### Set problem
Entries follow. Set all of them down as they stand.

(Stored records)
————————

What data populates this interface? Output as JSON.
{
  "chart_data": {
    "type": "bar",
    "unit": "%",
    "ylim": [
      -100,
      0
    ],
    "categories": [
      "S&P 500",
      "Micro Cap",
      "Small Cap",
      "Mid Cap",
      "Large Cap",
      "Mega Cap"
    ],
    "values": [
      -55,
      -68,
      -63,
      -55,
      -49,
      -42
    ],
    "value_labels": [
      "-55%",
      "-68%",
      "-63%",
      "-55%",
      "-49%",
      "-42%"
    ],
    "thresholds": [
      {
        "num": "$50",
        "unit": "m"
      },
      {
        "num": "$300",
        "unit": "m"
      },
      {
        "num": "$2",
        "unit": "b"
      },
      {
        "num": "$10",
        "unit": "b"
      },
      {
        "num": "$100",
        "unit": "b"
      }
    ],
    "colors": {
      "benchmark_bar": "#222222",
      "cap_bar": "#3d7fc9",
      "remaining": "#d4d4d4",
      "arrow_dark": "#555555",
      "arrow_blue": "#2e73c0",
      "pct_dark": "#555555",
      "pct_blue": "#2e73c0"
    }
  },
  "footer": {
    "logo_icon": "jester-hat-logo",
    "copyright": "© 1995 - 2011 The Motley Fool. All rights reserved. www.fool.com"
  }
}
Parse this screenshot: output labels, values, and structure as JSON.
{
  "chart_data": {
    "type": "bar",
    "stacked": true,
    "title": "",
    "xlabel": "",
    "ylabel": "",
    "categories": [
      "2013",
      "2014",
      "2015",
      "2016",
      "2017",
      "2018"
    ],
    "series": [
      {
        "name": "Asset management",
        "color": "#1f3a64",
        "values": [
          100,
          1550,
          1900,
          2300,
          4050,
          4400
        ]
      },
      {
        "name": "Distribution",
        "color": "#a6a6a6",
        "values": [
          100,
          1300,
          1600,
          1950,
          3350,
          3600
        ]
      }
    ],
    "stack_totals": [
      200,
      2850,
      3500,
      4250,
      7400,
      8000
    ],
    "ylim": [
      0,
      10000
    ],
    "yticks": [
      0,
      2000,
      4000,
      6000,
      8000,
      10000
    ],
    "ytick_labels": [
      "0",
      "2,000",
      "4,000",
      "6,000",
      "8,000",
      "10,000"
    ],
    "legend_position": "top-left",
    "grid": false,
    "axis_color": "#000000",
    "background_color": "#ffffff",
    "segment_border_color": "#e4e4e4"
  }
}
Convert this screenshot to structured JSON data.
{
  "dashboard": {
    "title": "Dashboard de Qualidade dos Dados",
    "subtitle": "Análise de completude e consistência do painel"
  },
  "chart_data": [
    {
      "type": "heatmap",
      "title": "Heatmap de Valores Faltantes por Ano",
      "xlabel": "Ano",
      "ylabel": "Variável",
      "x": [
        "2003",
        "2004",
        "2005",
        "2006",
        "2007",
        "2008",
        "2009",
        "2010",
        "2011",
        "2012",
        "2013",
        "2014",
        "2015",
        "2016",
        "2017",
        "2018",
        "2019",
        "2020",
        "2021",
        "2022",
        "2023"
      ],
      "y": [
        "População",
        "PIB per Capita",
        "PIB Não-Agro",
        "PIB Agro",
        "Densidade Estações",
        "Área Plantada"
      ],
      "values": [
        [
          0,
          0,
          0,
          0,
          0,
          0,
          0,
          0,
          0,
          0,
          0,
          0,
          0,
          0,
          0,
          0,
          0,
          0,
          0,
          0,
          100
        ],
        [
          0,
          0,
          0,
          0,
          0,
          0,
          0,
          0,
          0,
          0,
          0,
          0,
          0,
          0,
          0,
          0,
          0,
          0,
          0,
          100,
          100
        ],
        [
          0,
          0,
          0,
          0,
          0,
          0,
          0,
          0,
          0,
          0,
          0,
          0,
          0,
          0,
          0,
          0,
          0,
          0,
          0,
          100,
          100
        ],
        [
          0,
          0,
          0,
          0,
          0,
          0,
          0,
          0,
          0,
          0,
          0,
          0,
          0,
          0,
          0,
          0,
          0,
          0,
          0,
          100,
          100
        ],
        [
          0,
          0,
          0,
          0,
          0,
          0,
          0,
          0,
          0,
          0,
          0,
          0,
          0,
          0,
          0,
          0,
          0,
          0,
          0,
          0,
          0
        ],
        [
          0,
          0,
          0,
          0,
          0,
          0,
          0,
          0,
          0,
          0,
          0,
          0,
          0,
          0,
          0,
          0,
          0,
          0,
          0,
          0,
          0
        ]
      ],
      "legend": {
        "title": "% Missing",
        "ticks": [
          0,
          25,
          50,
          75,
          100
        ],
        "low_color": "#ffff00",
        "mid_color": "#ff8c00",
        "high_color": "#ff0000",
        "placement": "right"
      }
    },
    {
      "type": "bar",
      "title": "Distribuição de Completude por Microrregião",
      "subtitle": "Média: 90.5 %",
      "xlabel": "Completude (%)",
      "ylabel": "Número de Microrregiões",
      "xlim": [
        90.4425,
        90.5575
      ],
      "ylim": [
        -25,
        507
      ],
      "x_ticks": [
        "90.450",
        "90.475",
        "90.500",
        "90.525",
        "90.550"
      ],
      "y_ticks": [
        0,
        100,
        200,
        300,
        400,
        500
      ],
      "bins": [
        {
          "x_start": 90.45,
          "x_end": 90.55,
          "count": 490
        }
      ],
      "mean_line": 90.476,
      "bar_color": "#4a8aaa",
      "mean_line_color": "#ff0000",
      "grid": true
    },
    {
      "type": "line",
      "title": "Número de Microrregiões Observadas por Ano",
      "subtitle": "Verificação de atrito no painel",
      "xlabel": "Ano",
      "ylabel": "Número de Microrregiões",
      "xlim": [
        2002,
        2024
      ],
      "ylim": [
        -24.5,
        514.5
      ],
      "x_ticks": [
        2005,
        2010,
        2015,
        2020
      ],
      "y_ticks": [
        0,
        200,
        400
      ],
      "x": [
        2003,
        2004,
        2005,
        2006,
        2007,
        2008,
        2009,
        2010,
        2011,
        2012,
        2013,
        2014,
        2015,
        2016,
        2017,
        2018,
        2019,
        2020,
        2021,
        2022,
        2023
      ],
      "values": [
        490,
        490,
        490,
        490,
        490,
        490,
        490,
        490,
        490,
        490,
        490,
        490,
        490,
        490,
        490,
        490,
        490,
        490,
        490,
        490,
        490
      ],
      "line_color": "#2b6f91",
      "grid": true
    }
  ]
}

————————

### Final result
What data populates this interface? Output as JSON.
{
  "chart_data": {
    "type": "bar",
    "unit": "%",
    "ylim": [
      -100,
      0
    ],
    "categories": [
      "S&P 500",
      "Micro Cap",
      "Small Cap",
      "Mid Cap",
      "Large Cap",
      "Mega Cap"
    ],
    "values": [
      -55,
      -68,
      -63,
      -55,
      -49,
      -42
    ],
    "value_labels": [
      "-55%",
      "-68%",
      "-63%",
      "-55%",
      "-49%",
      "-42%"
    ],
    "thresholds": [
      {
        "num": "$50",
        "unit": "m"
      },
      {
        "num": "$300",
        "unit": "m"
      },
      {
        "num": "$2",
        "unit": "b"
      },
      {
        "num": "$10",
        "unit": "b"
      },
      {
        "num": "$100",
        "unit": "b"
      }
    ],
    "colors": {
      "benchmark_bar": "#222222",
      "cap_bar": "#3d7fc9",
      "remaining": "#d4d4d4",
      "arrow_dark": "#555555",
      "arrow_blue": "#2e73c0",
      "pct_dark": "#555555",
      "pct_blue": "#2e73c0"
    }
  },
  "footer": {
    "logo_icon": "jester-hat-logo",
    "copyright": "© 1995 - 2011 The Motley Fool. All rights reserved. www.fool.com"
  }
}
Parse this screenshot: output labels, values, and structure as JSON.
{
  "chart_data": {
    "type": "bar",
    "stacked": true,
    "title": "",
    "xlabel": "",
    "ylabel": "",
    "categories": [
      "2013",
      "2014",
      "2015",
      "2016",
      "2017",
      "2018"
    ],
    "series": [
      {
        "name": "Asset management",
        "color": "#1f3a64",
        "values": [
          100,
          1550,
          1900,
          2300,
          4050,
          4400
        ]
      },
      {
        "name": "Distribution",
        "color": "#a6a6a6",
        "values": [
          100,
          1300,
          1600,
          1950,
          3350,
          3600
        ]
      }
    ],
    "stack_totals": [
      200,
      2850,
      3500,
      4250,
      7400,
      8000
    ],
    "ylim": [
      0,
      10000
    ],
    "yticks": [
      0,
      2000,
      4000,
      6000,
      8000,
      10000
    ],
    "ytick_labels": [
      "0",
      "2,000",
      "4,000",
      "6,000",
      "8,000",
      "10,000"
    ],
    "legend_position": "top-left",
    "grid": false,
    "axis_color": "#000000",
    "background_color": "#ffffff",
    "segment_border_color": "#e4e4e4"
  }
}
Convert this screenshot to structured JSON data.
{
  "dashboard": {
    "title": "Dashboard de Qualidade dos Dados",
    "subtitle": "Análise de completude e consistência do painel"
  },
  "chart_data": [
    {
      "type": "heatmap",
      "title": "Heatmap de Valores Faltantes por Ano",
      "xlabel": "Ano",
      "ylabel": "Variável",
      "x": [
        "2003",
        "2004",
        "2005",
        "2006",
        "2007",
        "2008",
        "2009",
        "2010",
        "2011",
        "2012",
        "2013",
        "2014",
        "2015",
        "2016",
        "2017",
        "2018",
        "2019",
        "2020",
        "2021",
        "2022",
        "2023"
      ],
      "y": [
        "População",
        "PIB per Capita",
        "PIB Não-Agro",
        "PIB Agro",
        "Densidade Estações",
        "Área Plantada"
      ],
      "values": [
        [
          0,
          0,
          0,
          0,
          0,
          0,
          0,
          0,
          0,
          0,
          0,
          0,
          0,
          0,
          0,
          0,
          0,
          0,
          0,
          0,
          100
        ],
        [
          0,
          0,
          0,
          0,
          0,
          0,
          0,
          0,
          0,
          0,
          0,
          0,
          0,
          0,
          0,
          0,
          0,
          0,
          0,
          100,
          100
        ],
        [
          0,
          0,
          0,
          0,
          0,
          0,
          0,
          0,
          0,
          0,
          0,
          0,
          0,
          0,
          0,
          0,
          0,
          0,
          0,
          100,
          100
        ],
        [
          0,
          0,
          0,
          0,
          0,
          0,
          0,
          0,
          0,
          0,
          0,
          0,
          0,
          0,
          0,
          0,
          0,
          0,
          0,
          100,
          100
        ],
        [
          0,
          0,
          0,
          0,
          0,
          0,
          0,
          0,
          0,
          0,
          0,
          0,
          0,
          0,
          0,
          0,
          0,
          0,
          0,
          0,
          0
        ],
        [
          0,
          0,
          0,
          0,
          0,
          0,
          0,
          0,
          0,
          0,
          0,
          0,
          0,
          0,
          0,
          0,
          0,
          0,
          0,
          0,
          0
        ]
      ],
      "legend": {
        "title": "% Missing",
        "ticks": [
          0,
          25,
          50,
          75,
          100
        ],
        "low_color": "#ffff00",
        "mid_color": "#ff8c00",
        "high_color": "#ff0000",
        "placement": "right"
      }
    },
    {
      "type": "bar",
      "title": "Distribuição de Completude por Microrregião",
      "subtitle": "Média: 90.5 %",
      "xlabel": "Completude (%)",
      "ylabel": "Número de Microrregiões",
      "xlim": [
        90.4425,
        90.5575
      ],
      "ylim": [
        -25,
        507
      ],
      "x_ticks": [
        "90.450",
        "90.475",
        "90.500",
        "90.525",
        "90.550"
      ],
      "y_ticks": [
        0,
        100,
        200,
        300,
        400,
        500
      ],
      "bins": [
        {
          "x_start": 90.45,
          "x_end": 90.55,
          "count": 490
        }
      ],
      "mean_line": 90.476,
      "bar_color": "#4a8aaa",
      "mean_line_color": "#ff0000",
      "grid": true
    },
    {
      "type": "line",
      "title": "Número de Microrregiões Observadas por Ano",
      "subtitle": "Verificação de atrito no painel",
      "xlabel": "Ano",
      "ylabel": "Número de Microrregiões",
      "xlim": [
        2002,
        2024
      ],
      "ylim": [
        -24.5,
        514.5
      ],
      "x_ticks": [
        2005,
        2010,
        2015,
        2020
      ],
      "y_ticks": [
        0,
        200,
        400
      ],
      "x": [
        2003,
        2004,
        2005,
        2006,
        2007,
        2008,
        2009,
        2010,
        2011,
        2012,
        2013,
        2014,
        2015,
        2016,
        2017,
        2018,
        2019,
        2020,
        2021,
        2022,
        2023
      ],
      "values": [
        490,
        490,
        490,
        490,
        490,
        490,
        490,
        490,
        490,
        490,
        490,
        490,
        490,
        490,
        490,
        490,
        490,
        490,
        490,
        490,
        490
      ],
      "line_color": "#2b6f91",
      "grid": true
    }
  ]
}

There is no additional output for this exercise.